_Aim of the exercise_:
Reproduce exactly the lines from the line containing "OCR this image." through the end of the records below, including both ends, and nothing else.

>>>

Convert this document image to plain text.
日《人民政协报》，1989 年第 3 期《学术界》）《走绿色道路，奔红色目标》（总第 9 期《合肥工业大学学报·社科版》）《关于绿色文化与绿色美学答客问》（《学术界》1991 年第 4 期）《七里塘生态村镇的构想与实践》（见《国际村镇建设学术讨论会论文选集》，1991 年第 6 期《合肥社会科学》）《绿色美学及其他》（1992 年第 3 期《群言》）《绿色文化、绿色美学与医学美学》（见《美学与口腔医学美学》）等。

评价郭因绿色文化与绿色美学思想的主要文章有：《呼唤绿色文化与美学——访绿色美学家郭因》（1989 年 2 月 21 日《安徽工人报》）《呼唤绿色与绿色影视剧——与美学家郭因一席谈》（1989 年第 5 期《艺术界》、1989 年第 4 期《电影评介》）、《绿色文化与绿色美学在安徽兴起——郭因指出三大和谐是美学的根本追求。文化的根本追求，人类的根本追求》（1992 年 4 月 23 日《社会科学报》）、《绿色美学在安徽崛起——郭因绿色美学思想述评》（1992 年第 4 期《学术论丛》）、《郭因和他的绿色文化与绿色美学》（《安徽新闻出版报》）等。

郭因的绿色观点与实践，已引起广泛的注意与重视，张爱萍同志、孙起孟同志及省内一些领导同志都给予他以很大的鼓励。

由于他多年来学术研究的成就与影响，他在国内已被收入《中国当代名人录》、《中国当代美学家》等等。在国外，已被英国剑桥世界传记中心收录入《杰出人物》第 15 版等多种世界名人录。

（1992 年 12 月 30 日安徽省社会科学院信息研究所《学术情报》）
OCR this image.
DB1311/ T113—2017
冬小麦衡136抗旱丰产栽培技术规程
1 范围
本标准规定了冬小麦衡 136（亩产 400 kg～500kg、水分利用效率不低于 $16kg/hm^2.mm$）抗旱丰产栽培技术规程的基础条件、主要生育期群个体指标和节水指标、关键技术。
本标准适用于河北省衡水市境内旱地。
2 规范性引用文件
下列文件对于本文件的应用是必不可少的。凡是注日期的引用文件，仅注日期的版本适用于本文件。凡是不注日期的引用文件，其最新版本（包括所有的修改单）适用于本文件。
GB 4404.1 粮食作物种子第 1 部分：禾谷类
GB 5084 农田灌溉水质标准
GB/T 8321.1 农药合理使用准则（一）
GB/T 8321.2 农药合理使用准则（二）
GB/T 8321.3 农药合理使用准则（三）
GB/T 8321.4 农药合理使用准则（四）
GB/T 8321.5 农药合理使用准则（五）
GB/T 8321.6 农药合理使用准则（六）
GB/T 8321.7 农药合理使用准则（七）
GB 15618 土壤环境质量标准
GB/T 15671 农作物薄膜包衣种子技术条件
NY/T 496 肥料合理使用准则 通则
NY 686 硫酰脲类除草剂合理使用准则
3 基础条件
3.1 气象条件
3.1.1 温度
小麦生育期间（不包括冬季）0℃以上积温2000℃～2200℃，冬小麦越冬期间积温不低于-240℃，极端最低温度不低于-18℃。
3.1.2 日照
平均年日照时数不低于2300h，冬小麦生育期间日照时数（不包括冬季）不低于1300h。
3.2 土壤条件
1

<<<

_Complete output_:
OCR this image.
DB1311/ T113—2017
冬小麦衡136抗旱丰产栽培技术规程
1 范围
本标准规定了冬小麦衡 136（亩产 400 kg～500kg、水分利用效率不低于 $16kg/hm^2.mm$）抗旱丰产栽培技术规程的基础条件、主要生育期群个体指标和节水指标、关键技术。
本标准适用于河北省衡水市境内旱地。
2 规范性引用文件
下列文件对于本文件的应用是必不可少的。凡是注日期的引用文件，仅注日期的版本适用于本文件。凡是不注日期的引用文件，其最新版本（包括所有的修改单）适用于本文件。
GB 4404.1 粮食作物种子第 1 部分：禾谷类
GB 5084 农田灌溉水质标准
GB/T 8321.1 农药合理使用准则（一）
GB/T 8321.2 农药合理使用准则（二）
GB/T 8321.3 农药合理使用准则（三）
GB/T 8321.4 农药合理使用准则（四）
GB/T 8321.5 农药合理使用准则（五）
GB/T 8321.6 农药合理使用准则（六）
GB/T 8321.7 农药合理使用准则（七）
GB 15618 土壤环境质量标准
GB/T 15671 农作物薄膜包衣种子技术条件
NY/T 496 肥料合理使用准则 通则
NY 686 硫酰脲类除草剂合理使用准则
3 基础条件
3.1 气象条件
3.1.1 温度
小麦生育期间（不包括冬季）0℃以上积温2000℃～2200℃，冬小麦越冬期间积温不低于-240℃，极端最低温度不低于-18℃。
3.1.2 日照
平均年日照时数不低于2300h，冬小麦生育期间日照时数（不包括冬季）不低于1300h。
3.2 土壤条件
1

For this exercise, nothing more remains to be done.